## Aim
Reply with one number: the count of lines in the listing that contain the string "年年初预算数为".

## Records
## start
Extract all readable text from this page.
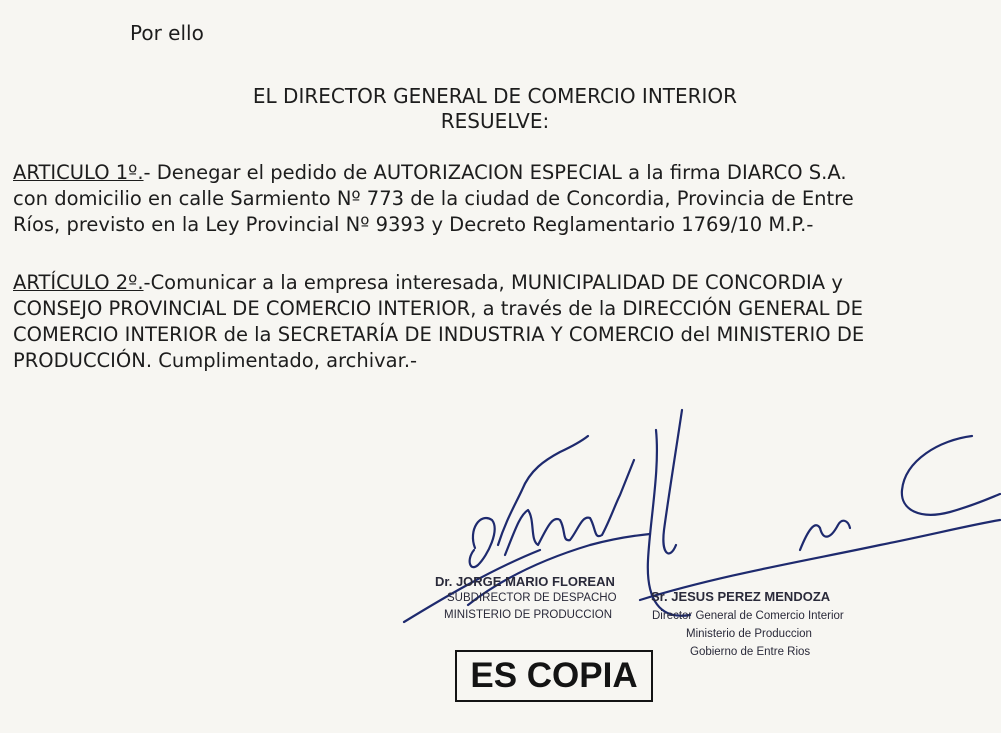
Por ello

EL DIRECTOR GENERAL DE COMERCIO INTERIOR

RESUELVE:

ARTICULO 1º.- Denegar el pedido de AUTORIZACION ESPECIAL a la firma DIARCO S.A.
con domicilio en calle Sarmiento Nº 773 de la ciudad de Concordia, Provincia de Entre
Ríos, previsto en la Ley Provincial Nº 9393 y Decreto Reglamentario 1769/10 M.P.-
ARTÍCULO 2º.-Comunicar a la empresa interesada, MUNICIPALIDAD DE CONCORDIA y
CONSEJO PROVINCIAL DE COMERCIO INTERIOR, a través de la DIRECCIÓN GENERAL DE
COMERCIO INTERIOR de la SECRETARÍA DE INDUSTRIA Y COMERCIO del MINISTERIO DE
PRODUCCIÓN. Cumplimentado, archivar.-
Dr. JORGE MARIO FLOREAN
SUBDIRECTOR DE DESPACHO
MINISTERIO DE PRODUCCION
Sr. JESUS PEREZ MENDOZA
Director General de Comercio Interior
Ministerio de Produccion
Gobierno de Entre Rios
ES COPIA
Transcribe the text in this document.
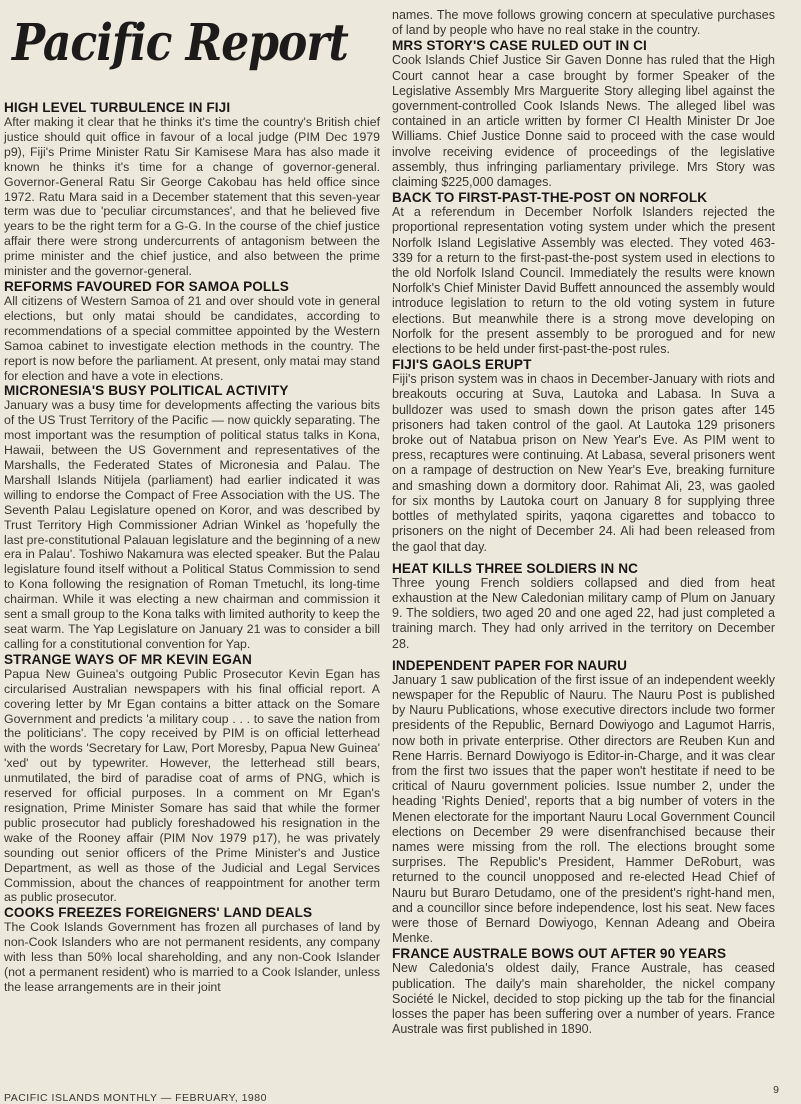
Pacific Report
HIGH LEVEL TURBULENCE IN FIJI

After making it clear that he thinks it's time the country's British chief justice should quit office in favour of a local judge (PIM Dec 1979 p9), Fiji's Prime Minister Ratu Sir Kamisese Mara has also made it known he thinks it's time for a change of governor-general. Governor-General Ratu Sir George Cakobau has held office since 1972. Ratu Mara said in a December statement that this seven-year term was due to 'peculiar circumstances', and that he believed five years to be the right term for a G-G. In the course of the chief justice affair there were strong undercurrents of antagonism between the prime minister and the chief justice, and also between the prime minister and the governor-general.

REFORMS FAVOURED FOR SAMOA POLLS

All citizens of Western Samoa of 21 and over should vote in general elections, but only matai should be candidates, according to recommendations of a special committee appointed by the Western Samoa cabinet to investigate election methods in the country. The report is now before the parliament. At present, only matai may stand for election and have a vote in elections.

MICRONESIA'S BUSY POLITICAL ACTIVITY

January was a busy time for developments affecting the various bits of the US Trust Territory of the Pacific — now quickly separating. The most important was the resumption of political status talks in Kona, Hawaii, between the US Government and representatives of the Marshalls, the Federated States of Micronesia and Palau. The Marshall Islands Nitijela (parliament) had earlier indicated it was willing to endorse the Compact of Free Association with the US. The Seventh Palau Legislature opened on Koror, and was described by Trust Territory High Commissioner Adrian Winkel as 'hopefully the last pre-constitutional Palauan legislature and the beginning of a new era in Palau'. Toshiwo Nakamura was elected speaker. But the Palau legislature found itself without a Political Status Commission to send to Kona following the resignation of Roman Tmetuchl, its long-time chairman. While it was electing a new chairman and commission it sent a small group to the Kona talks with limited authority to keep the seat warm. The Yap Legislature on January 21 was to consider a bill calling for a constitutional convention for Yap.

STRANGE WAYS OF MR KEVIN EGAN

Papua New Guinea's outgoing Public Prosecutor Kevin Egan has circularised Australian newspapers with his final official report. A covering letter by Mr Egan contains a bitter attack on the Somare Government and predicts 'a military coup . . . to save the nation from the politicians'. The copy received by PIM is on official letterhead with the words 'Secretary for Law, Port Moresby, Papua New Guinea' 'xed' out by typewriter. However, the letterhead still bears, unmutilated, the bird of paradise coat of arms of PNG, which is reserved for official purposes. In a comment on Mr Egan's resignation, Prime Minister Somare has said that while the former public prosecutor had publicly foreshadowed his resignation in the wake of the Rooney affair (PIM Nov 1979 p17), he was privately sounding out senior officers of the Prime Minister's and Justice Department, as well as those of the Judicial and Legal Services Commission, about the chances of reappointment for another term as public prosecutor.

COOKS FREEZES FOREIGNERS' LAND DEALS

The Cook Islands Government has frozen all purchases of land by non-Cook Islanders who are not permanent residents, any company with less than 50% local shareholding, and any non-Cook Islander (not a permanent resident) who is married to a Cook Islander, unless the lease arrangements are in their joint

names. The move follows growing concern at speculative purchases of land by people who have no real stake in the country.

MRS STORY'S CASE RULED OUT IN CI

Cook Islands Chief Justice Sir Gaven Donne has ruled that the High Court cannot hear a case brought by former Speaker of the Legislative Assembly Mrs Marguerite Story alleging libel against the government-controlled Cook Islands News. The alleged libel was contained in an article written by former CI Health Minister Dr Joe Williams. Chief Justice Donne said to proceed with the case would involve receiving evidence of proceedings of the legislative assembly, thus infringing parliamentary privilege. Mrs Story was claiming $225,000 damages.

BACK TO FIRST-PAST-THE-POST ON NORFOLK

At a referendum in December Norfolk Islanders rejected the proportional representation voting system under which the present Norfolk Island Legislative Assembly was elected. They voted 463-339 for a return to the first-past-the-post system used in elections to the old Norfolk Island Council. Immediately the results were known Norfolk's Chief Minister David Buffett announced the assembly would introduce legislation to return to the old voting system in future elections. But meanwhile there is a strong move developing on Norfolk for the present assembly to be prorogued and for new elections to be held under first-past-the-post rules.

FIJI'S GAOLS ERUPT

Fiji's prison system was in chaos in December-January with riots and breakouts occuring at Suva, Lautoka and Labasa. In Suva a bulldozer was used to smash down the prison gates after 145 prisoners had taken control of the gaol. At Lautoka 129 prisoners broke out of Natabua prison on New Year's Eve. As PIM went to press, recaptures were continuing. At Labasa, several prisoners went on a rampage of destruction on New Year's Eve, breaking furniture and smashing down a dormitory door. Rahimat Ali, 23, was gaoled for six months by Lautoka court on January 8 for supplying three bottles of methylated spirits, yaqona cigarettes and tobacco to prisoners on the night of December 24. Ali had been released from the gaol that day.

HEAT KILLS THREE SOLDIERS IN NC

Three young French soldiers collapsed and died from heat exhaustion at the New Caledonian military camp of Plum on January 9. The soldiers, two aged 20 and one aged 22, had just completed a training march. They had only arrived in the territory on December 28.

INDEPENDENT PAPER FOR NAURU

January 1 saw publication of the first issue of an independent weekly newspaper for the Republic of Nauru. The Nauru Post is published by Nauru Publications, whose executive directors include two former presidents of the Republic, Bernard Dowiyogo and Lagumot Harris, now both in private enterprise. Other directors are Reuben Kun and Rene Harris. Bernard Dowiyogo is Editor-in-Charge, and it was clear from the first two issues that the paper won't hestitate if need to be critical of Nauru government policies. Issue number 2, under the heading 'Rights Denied', reports that a big number of voters in the Menen electorate for the important Nauru Local Government Council elections on December 29 were disenfranchised because their names were missing from the roll. The elections brought some surprises. The Republic's President, Hammer DeRoburt, was returned to the council unopposed and re-elected Head Chief of Nauru but Buraro Detudamo, one of the president's right-hand men, and a councillor since before independence, lost his seat. New faces were those of Bernard Dowiyogo, Kennan Adeang and Obeira Menke.

FRANCE AUSTRALE BOWS OUT AFTER 90 YEARS

New Caledonia's oldest daily, France Australe, has ceased publication. The daily's main shareholder, the nickel company Société le Nickel, decided to stop picking up the tab for the financial losses the paper has been suffering over a number of years. France Australe was first published in 1890.

PACIFIC ISLANDS MONTHLY — FEBRUARY, 1980
9
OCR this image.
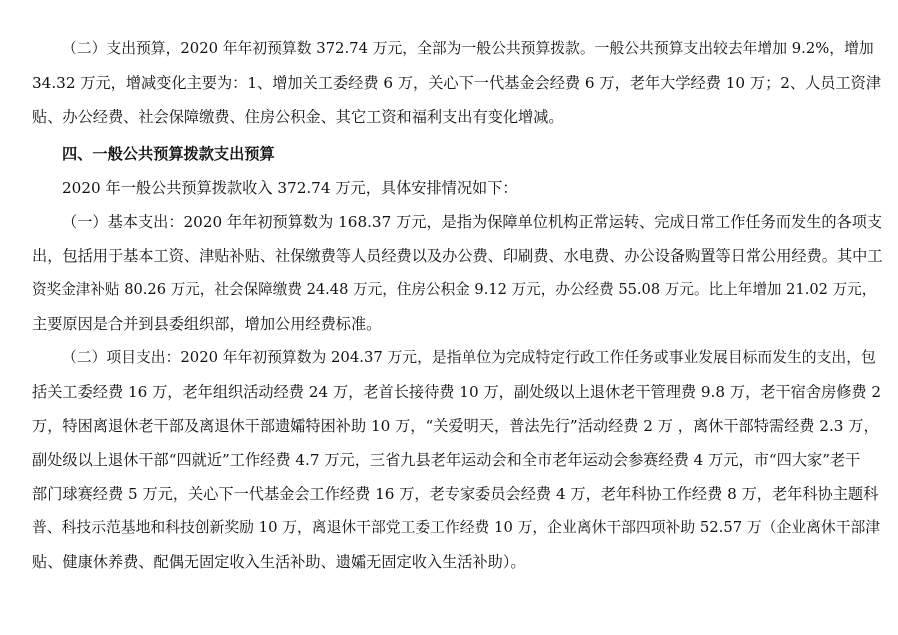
（二）支出预算，2020 年年初预算数 372.74 万元，全部为一般公共预算拨款。一般公共预算支出较去年增加 9.2%，增加
34.32 万元，增减变化主要为：1、增加关工委经费 6 万，关心下一代基金会经费 6 万，老年大学经费 10 万；2、人员工资津
贴、办公经费、社会保障缴费、住房公积金、其它工资和福利支出有变化增减。
四、一般公共预算拨款支出预算
2020 年一般公共预算拨款收入 372.74 万元，具体安排情况如下：
（一）基本支出：2020 年年初预算数为 168.37 万元，是指为保障单位机构正常运转、完成日常工作任务而发生的各项支
出，包括用于基本工资、津贴补贴、社保缴费等人员经费以及办公费、印刷费、水电费、办公设备购置等日常公用经费。其中工
资奖金津补贴 80.26 万元，社会保障缴费 24.48 万元，住房公积金 9.12 万元，办公经费 55.08 万元。比上年增加 21.02 万元，
主要原因是合并到县委组织部，增加公用经费标准。
（二）项目支出：2020 年年初预算数为 204.37 万元，是指单位为完成特定行政工作任务或事业发展目标而发生的支出，包
括关工委经费 16 万，老年组织活动经费 24 万，老首长接待费 10 万，副处级以上退休老干管理费 9.8 万，老干宿舍房修费 2
万，特困离退休老干部及离退休干部遗孀特困补助 10 万，“关爱明天，普法先行”活动经费 2 万 ，离休干部特需经费 2.3 万，
副处级以上退休干部“四就近”工作经费 4.7 万元，三省九县老年运动会和全市老年运动会参赛经费 4 万元，市“四大家”老干
部门球赛经费 5 万元，关心下一代基金会工作经费 16 万，老专家委员会经费 4 万，老年科协工作经费 8 万，老年科协主题科
普、科技示范基地和科技创新奖励 10 万，离退休干部党工委工作经费 10 万，企业离休干部四项补助 52.57 万（企业离休干部津
贴、健康休养费、配偶无固定收入生活补助、遗孀无固定收入生活补助）。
## end
## Finished answer
2